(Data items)
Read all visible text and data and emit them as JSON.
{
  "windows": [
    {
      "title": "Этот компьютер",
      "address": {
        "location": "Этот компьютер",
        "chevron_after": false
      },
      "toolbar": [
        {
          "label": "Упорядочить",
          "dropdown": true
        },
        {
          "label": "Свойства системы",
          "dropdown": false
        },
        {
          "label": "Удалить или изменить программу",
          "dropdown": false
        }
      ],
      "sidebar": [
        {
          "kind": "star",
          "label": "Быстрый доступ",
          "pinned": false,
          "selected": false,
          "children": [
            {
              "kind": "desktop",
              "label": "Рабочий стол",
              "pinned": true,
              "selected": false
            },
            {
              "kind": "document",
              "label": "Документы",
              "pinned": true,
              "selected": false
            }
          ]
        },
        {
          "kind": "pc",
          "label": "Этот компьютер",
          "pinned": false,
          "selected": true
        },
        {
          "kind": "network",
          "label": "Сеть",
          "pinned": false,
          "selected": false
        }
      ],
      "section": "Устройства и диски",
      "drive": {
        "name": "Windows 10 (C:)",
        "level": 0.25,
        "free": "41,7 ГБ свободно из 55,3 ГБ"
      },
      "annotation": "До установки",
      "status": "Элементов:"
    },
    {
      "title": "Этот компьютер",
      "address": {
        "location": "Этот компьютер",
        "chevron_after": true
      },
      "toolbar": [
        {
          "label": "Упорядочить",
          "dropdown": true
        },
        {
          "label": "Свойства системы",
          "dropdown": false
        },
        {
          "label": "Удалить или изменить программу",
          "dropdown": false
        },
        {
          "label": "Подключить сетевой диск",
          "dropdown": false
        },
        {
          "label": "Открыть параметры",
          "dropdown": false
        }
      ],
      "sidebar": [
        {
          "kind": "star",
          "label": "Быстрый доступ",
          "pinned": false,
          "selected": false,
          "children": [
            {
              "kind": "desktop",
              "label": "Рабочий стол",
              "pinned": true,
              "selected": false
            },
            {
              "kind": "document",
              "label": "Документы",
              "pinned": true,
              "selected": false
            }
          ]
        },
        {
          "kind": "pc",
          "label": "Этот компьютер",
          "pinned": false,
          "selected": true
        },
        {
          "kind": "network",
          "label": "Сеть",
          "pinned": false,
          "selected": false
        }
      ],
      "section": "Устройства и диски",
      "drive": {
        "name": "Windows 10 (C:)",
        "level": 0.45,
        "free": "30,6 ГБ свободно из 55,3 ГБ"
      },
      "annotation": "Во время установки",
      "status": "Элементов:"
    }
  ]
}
...
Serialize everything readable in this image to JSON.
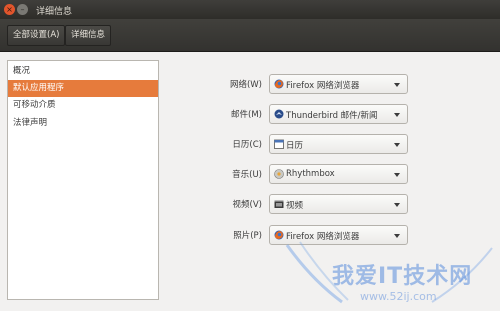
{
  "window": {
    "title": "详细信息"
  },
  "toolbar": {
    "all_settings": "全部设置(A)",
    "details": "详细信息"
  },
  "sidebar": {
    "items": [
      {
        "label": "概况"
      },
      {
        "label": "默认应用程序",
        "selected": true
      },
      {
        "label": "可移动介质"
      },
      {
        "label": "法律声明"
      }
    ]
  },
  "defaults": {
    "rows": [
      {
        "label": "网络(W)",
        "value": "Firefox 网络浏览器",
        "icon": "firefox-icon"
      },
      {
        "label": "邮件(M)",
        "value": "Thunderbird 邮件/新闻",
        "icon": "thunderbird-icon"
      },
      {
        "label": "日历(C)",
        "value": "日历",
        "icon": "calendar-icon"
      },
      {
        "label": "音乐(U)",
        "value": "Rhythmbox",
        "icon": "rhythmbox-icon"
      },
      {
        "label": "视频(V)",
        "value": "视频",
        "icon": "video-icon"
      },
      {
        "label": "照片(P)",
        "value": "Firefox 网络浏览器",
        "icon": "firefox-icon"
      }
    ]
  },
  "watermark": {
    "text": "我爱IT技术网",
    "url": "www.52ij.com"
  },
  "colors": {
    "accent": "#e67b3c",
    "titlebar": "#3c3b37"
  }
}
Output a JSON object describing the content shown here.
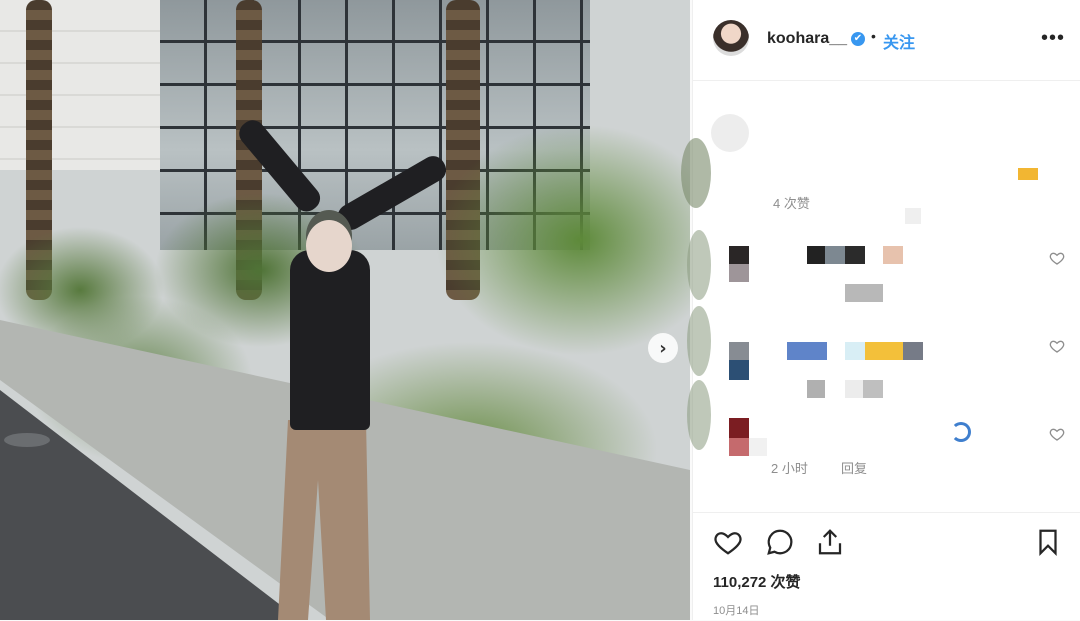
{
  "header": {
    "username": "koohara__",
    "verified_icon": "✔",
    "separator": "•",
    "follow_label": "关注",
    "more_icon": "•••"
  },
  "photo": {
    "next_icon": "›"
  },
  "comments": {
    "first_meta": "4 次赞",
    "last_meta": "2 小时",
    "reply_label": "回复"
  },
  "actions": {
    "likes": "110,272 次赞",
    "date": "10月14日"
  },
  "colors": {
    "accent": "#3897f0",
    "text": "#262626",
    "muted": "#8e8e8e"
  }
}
--
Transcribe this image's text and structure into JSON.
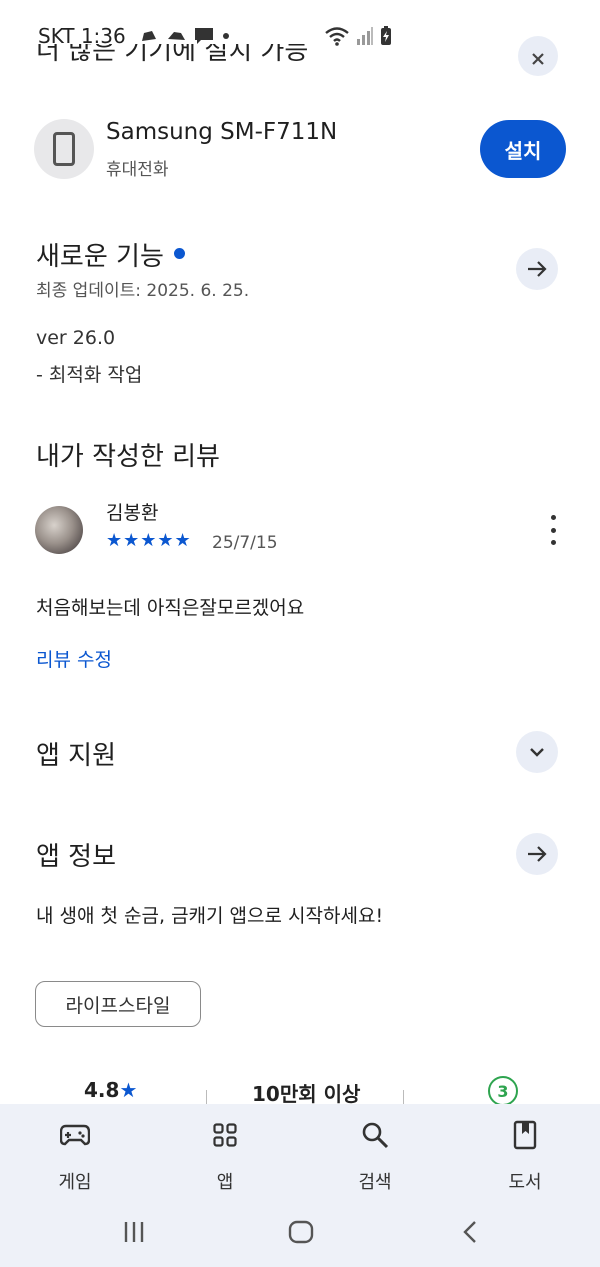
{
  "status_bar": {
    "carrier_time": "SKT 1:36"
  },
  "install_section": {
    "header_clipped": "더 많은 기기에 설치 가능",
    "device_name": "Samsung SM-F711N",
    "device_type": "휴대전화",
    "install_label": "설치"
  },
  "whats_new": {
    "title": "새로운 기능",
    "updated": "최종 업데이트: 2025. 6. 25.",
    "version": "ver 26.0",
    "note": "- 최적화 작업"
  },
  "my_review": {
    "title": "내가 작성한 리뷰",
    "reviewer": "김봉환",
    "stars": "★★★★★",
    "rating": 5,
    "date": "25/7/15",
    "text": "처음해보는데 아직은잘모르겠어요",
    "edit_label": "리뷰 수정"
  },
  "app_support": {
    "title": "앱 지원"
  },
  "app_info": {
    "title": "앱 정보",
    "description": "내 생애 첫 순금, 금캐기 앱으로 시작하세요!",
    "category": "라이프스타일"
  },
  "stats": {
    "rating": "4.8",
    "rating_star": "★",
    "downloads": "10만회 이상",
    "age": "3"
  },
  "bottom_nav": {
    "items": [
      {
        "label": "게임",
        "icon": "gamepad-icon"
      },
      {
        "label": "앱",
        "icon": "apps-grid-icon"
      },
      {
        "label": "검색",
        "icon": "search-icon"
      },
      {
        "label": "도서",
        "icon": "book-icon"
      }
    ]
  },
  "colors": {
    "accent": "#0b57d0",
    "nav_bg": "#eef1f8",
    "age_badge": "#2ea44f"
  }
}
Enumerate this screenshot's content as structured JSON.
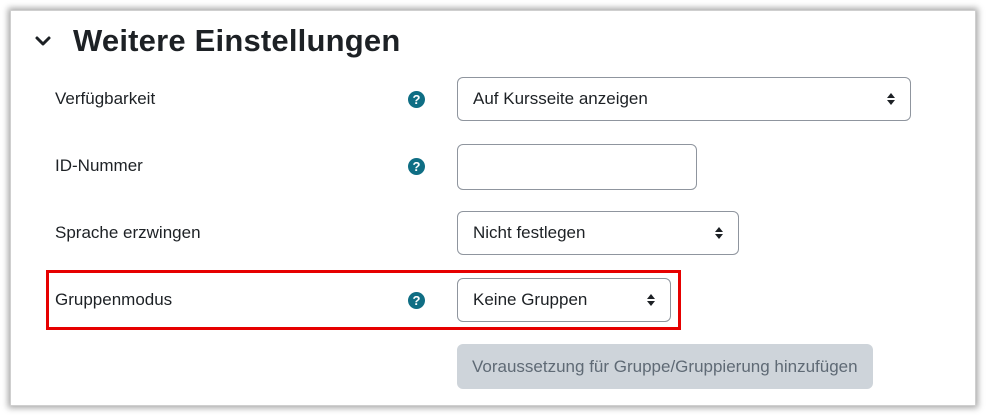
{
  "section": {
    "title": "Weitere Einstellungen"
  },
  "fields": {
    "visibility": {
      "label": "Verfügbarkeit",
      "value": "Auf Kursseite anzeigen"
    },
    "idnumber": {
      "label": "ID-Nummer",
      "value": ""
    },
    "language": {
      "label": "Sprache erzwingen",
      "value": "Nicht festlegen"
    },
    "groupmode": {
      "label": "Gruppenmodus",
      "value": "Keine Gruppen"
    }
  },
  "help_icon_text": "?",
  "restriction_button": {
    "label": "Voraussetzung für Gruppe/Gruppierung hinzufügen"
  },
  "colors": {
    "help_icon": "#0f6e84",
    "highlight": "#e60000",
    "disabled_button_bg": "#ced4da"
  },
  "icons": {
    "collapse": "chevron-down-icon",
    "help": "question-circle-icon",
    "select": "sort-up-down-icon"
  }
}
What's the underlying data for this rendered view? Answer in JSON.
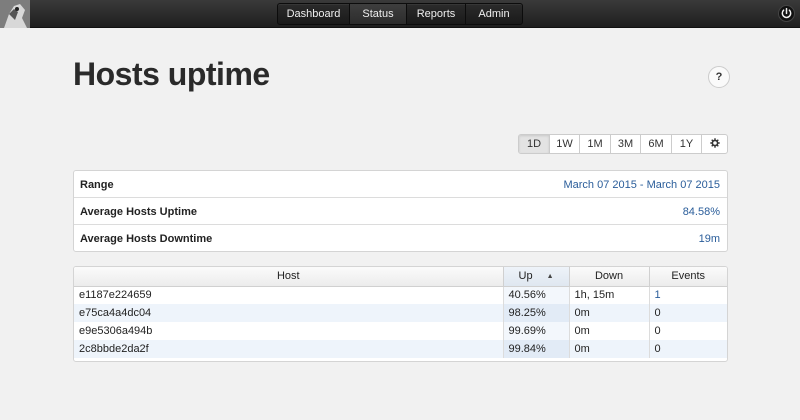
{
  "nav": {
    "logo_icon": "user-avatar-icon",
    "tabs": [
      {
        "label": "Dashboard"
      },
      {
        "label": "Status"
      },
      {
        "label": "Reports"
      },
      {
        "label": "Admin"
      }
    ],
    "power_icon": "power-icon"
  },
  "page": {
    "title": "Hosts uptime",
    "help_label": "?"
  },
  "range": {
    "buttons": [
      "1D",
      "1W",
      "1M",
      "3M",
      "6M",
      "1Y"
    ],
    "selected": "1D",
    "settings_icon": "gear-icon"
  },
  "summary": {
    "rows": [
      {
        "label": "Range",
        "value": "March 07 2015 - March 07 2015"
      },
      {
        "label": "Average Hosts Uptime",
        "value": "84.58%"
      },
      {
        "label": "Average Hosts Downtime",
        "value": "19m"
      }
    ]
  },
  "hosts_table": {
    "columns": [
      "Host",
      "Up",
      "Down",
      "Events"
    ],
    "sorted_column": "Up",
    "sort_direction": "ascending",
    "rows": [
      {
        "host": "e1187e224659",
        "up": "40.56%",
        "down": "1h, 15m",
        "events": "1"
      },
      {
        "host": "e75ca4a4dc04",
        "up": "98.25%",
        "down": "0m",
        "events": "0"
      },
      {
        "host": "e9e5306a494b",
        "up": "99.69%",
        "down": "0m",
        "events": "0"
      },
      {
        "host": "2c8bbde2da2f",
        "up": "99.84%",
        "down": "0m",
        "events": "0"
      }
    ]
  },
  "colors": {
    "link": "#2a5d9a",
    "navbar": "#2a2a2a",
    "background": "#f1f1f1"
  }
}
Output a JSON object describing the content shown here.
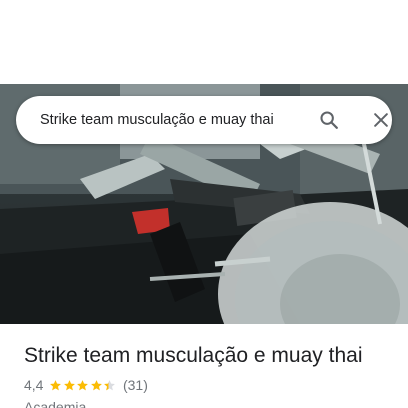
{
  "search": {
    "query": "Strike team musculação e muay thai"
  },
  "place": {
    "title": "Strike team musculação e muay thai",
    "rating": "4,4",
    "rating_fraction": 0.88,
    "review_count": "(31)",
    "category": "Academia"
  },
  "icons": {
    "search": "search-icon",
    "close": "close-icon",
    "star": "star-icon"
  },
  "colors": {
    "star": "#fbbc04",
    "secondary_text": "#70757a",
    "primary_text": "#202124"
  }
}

## Work required
Pick out, from the lines above, every one that contains the string "this".

## The completed task
Serialize everything readable in this image to JSON.
Transcribe this image's text and structure into JSON.
Enumerate this screenshot's content as structured JSON.
What's the underlying data for this rendered view? Answer in JSON.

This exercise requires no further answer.